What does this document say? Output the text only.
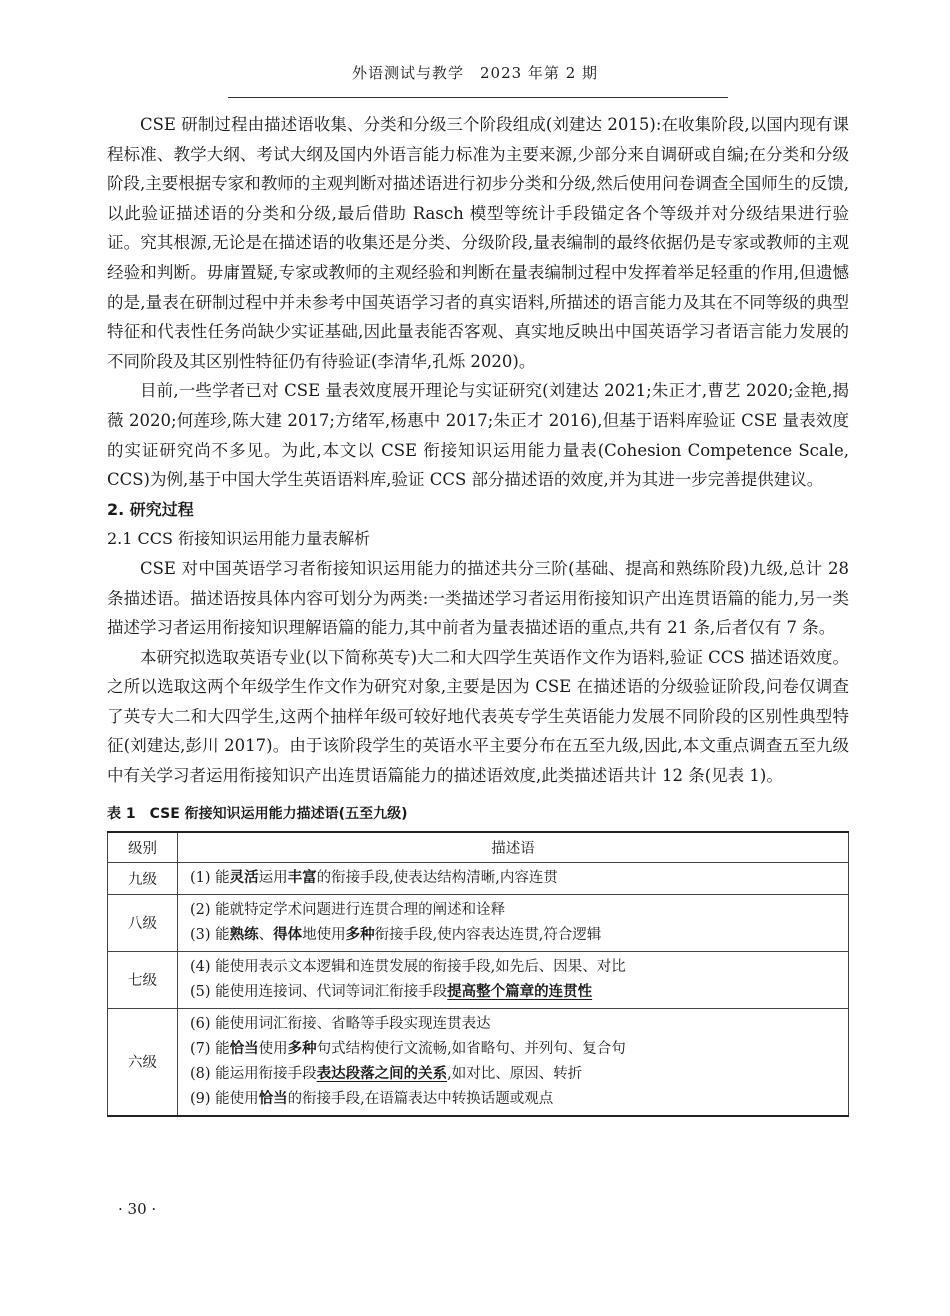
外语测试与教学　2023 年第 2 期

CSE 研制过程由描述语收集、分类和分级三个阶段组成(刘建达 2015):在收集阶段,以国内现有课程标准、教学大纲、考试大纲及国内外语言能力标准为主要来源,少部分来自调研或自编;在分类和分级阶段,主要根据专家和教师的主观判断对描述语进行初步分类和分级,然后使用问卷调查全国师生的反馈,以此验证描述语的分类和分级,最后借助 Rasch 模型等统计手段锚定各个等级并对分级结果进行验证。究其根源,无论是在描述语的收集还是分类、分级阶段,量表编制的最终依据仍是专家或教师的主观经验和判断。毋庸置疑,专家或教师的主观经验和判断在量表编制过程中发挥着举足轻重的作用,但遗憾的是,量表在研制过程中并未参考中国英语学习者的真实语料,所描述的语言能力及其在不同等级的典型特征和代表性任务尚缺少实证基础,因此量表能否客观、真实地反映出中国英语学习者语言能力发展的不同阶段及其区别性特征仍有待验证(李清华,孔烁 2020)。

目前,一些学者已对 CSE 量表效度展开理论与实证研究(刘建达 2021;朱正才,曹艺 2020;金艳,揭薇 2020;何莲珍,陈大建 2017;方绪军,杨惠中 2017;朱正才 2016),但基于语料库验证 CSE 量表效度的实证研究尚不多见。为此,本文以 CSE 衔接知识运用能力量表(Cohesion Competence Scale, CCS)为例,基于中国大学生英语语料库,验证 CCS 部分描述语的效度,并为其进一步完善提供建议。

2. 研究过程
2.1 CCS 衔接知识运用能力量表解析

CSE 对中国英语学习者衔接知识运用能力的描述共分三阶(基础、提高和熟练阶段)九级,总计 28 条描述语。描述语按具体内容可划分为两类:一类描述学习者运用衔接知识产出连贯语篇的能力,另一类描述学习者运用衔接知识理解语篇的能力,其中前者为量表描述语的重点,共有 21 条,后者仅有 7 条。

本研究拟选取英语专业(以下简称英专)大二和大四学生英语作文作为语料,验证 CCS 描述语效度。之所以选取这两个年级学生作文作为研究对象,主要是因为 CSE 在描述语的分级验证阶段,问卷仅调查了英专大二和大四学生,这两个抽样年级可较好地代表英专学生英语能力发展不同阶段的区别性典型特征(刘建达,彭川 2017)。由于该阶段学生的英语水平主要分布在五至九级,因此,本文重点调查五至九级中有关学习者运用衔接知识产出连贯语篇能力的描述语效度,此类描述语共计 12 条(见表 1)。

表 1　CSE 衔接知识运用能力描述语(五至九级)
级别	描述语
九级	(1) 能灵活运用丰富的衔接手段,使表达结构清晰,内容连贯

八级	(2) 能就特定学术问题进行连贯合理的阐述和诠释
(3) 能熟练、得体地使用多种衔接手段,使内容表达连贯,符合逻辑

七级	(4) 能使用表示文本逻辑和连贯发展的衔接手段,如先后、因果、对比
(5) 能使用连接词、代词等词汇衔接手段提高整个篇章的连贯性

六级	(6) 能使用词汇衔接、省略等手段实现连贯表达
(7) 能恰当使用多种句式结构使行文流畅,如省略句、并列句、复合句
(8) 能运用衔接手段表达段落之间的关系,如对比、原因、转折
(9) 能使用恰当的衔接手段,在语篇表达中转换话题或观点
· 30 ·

==

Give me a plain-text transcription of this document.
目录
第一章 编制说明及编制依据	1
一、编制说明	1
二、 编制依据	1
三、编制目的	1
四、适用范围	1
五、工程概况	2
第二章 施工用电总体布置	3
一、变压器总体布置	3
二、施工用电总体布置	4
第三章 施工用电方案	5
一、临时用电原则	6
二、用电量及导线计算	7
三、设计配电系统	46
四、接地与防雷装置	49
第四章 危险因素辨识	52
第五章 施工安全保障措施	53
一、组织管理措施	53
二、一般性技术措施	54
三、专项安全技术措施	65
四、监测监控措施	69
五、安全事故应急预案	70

_Given instruction:_ Scan the material above. Extract every line in which the word "document" occurs.

_Full response:_
What does this document say? Output the text only.
Give me a plain-text transcription of this document.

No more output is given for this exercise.